PASSAGE FOURNI.
● ● ●

IV. Au reste, nous savons que l'Apôtre a dit du second mariage: «N'avez-vous plus de femme, ne cherchez point à vous remarier. Si néanmoins vous épousez une seconde femme, vous ne péchez point.» Mais dans ce passage, il parle encore de sa propre autorité, et non d'après l'autorité de Dieu. Car il y a une grande différence entre le précepte de Dieu et la recommandation de l'homme. «Je n'ai point reçu de commandement du Seigneur, dit-il; mais voici le conseil que je donne, comme ayant reçu du Seigneur la grâce d'être son fidèle ministre.» D'ailleurs on ne trouve ni dans l'Evangile, ni dans les Epîtres de Paul lui-même, le précepte d'abandonner sa femme. Il faut en conclure qu'on doit se borner à un seul mariage, parce que ce qui n'a jamais été permis par le Seigneur est imputé à faute.

Ajoute encore qu'après ce conseil donné par l'homme, l'Apôtre, comme par une sorte de repentir de son irréflexion, se reprend aussitôt et dit: «Mais ces personnes-là souffriront dans leur chair des tribulations et des peines.» Tout en leur pardonnant, il leur rappelle que «le temps est court, et que ceux mêmes qui ont des femmes doivent être comme s'ils n'en avaient pas.» Enfin il oppose entre elles les sollicitudes de ceux qui sont mariés et celles de ceux qui ne le sont pas. En expliquant pourquoi il est avantageux de ne pas se marier, il dissuade de ce qu'il avait permis plus haut par condescendance. S'il l'applique au premier mariage, à plus forte raison au second. Lorsqu'il nous exhorte encore à suivre son exemple, nous montrer ce qu'il veut que nous soyons, c'est-à-dire continents, c'est nous déclarer également ce qu'il ne veut pas que nous soyons, c'est-à-dire incontinents. Par conséquent, lorsqu'il veut lui-même autre chose, il ne permet ni librement, ni selon la vérité, ce qu'il ne veut pas. S'il le voulait, il ne le permettrait pas, il le commanderait. Mais voici qu'il dit ailleurs: «La femme dont le mari n'est plus peut se remarier à qui elle voudra, pourvu que ce soit selon le Seigneur;» puis il ajoute aussitôt: «Toutefois, elle sera plus heureuse si elle demeure veuve; et c'est ce que je lui conseille. Or, je crois que j'ai aussi l'Esprit de Dieu.»

● ● ●

TÂCHE REQUISE 1.
Modifie les lignes des enregistrements en commençant par celle qui contient "Point [353,420,375,434]" et en allant jusqu'à celle qui contient "Text: 0.0%: 0.0% [77,823,120,842]" incluse. Remplace "Legend" par "Key" et redonne ces lignes sans rien changer d'autre.

ENREGISTREMENTS AFFICHÉS.
● ● ●

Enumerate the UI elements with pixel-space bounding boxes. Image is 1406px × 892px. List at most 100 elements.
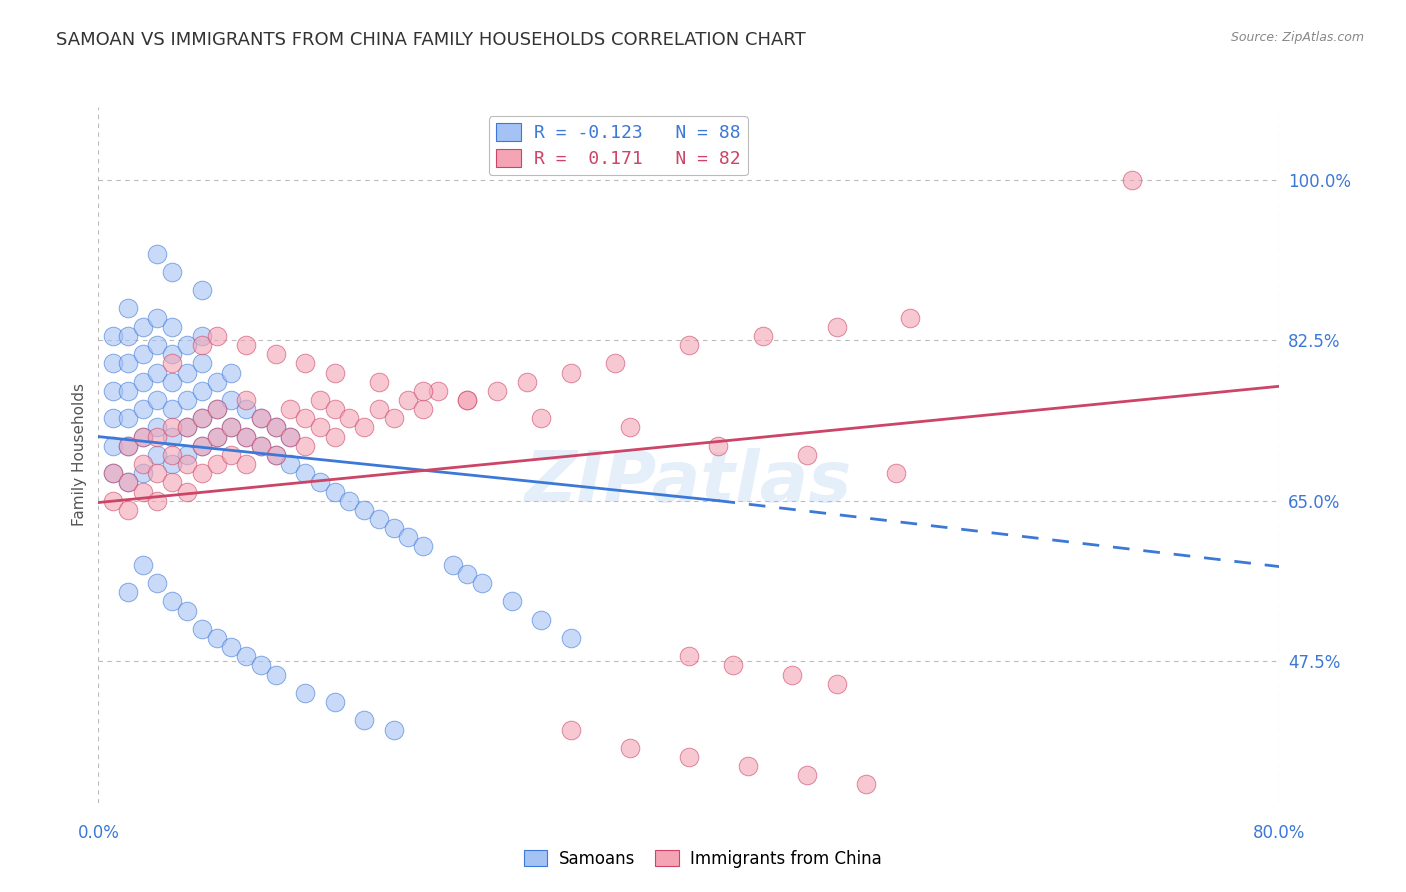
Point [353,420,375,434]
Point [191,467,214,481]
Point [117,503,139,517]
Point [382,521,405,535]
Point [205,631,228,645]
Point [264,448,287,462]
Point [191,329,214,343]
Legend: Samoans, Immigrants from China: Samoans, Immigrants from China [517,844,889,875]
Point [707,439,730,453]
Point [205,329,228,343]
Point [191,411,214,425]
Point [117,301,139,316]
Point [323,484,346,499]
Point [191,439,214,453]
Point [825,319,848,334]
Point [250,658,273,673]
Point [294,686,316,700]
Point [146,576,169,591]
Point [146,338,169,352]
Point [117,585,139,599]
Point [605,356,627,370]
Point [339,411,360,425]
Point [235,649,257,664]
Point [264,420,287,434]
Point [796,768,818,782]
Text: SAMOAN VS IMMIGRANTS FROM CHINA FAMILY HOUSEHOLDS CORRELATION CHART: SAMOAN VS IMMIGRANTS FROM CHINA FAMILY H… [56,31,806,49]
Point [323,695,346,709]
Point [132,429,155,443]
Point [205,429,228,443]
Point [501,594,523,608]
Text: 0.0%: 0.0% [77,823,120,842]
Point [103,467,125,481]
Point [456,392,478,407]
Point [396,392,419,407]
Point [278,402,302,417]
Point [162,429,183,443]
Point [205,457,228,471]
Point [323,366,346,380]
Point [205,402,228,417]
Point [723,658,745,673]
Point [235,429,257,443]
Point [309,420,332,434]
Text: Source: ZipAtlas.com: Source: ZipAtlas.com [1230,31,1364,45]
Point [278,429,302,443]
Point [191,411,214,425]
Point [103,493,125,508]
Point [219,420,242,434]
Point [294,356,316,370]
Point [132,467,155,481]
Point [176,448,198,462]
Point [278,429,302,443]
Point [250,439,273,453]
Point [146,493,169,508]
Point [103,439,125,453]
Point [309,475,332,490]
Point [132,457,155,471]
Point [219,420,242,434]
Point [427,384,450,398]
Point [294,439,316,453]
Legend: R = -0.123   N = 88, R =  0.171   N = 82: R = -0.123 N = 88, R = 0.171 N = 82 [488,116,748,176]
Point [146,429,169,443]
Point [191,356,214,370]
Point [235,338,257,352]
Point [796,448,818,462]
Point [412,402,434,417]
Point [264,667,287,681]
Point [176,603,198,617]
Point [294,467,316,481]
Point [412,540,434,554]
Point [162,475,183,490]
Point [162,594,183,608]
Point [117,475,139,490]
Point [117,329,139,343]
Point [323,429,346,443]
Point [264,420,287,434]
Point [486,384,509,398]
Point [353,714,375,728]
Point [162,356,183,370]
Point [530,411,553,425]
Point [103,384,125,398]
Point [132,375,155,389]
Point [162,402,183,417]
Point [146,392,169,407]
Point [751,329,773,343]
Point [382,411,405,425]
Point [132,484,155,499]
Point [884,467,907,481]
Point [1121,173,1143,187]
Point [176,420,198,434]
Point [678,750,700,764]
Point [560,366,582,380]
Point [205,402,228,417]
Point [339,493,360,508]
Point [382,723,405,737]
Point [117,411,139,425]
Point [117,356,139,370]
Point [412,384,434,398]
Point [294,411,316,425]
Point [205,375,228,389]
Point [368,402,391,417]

● ● ●

TÂCHE REQUISE 2.
D'après le passage fourni, à quelle condition l'Apôtre permet-il à la femme dont le mari n'est plus de se remarier ?

SORTIE COMPLÈTE 1.
Point [353,420,375,434]
Point [191,467,214,481]
Point [117,503,139,517]
Point [382,521,405,535]
Point [205,631,228,645]
Point [264,448,287,462]
Point [191,329,214,343]
Key: Samoans, Immigrants from China: Samoans, Immigrants from China [517,844,889,875]
Point [707,439,730,453]
Point [205,329,228,343]
Point [191,411,214,425]
Point [117,301,139,316]
Point [323,484,346,499]
Point [191,439,214,453]
Point [825,319,848,334]
Point [250,658,273,673]
Point [294,686,316,700]
Point [146,576,169,591]
Point [146,338,169,352]
Point [117,585,139,599]
Point [605,356,627,370]
Point [339,411,360,425]
Point [235,649,257,664]
Point [264,420,287,434]
Point [796,768,818,782]
Text: SAMOAN VS IMMIGRANTS FROM CHINA FAMILY HOUSEHOLDS CORRELATION CHART: SAMOAN VS IMMIGRANTS FROM CHINA FAMILY H… [56,31,806,49]
Point [323,695,346,709]
Point [132,429,155,443]
Point [205,429,228,443]
Point [501,594,523,608]
Text: 0.0%: 0.0% [77,823,120,842]

SORTIE COMPLÈTE 2.
Pourvu que ce soit selon le Seigneur.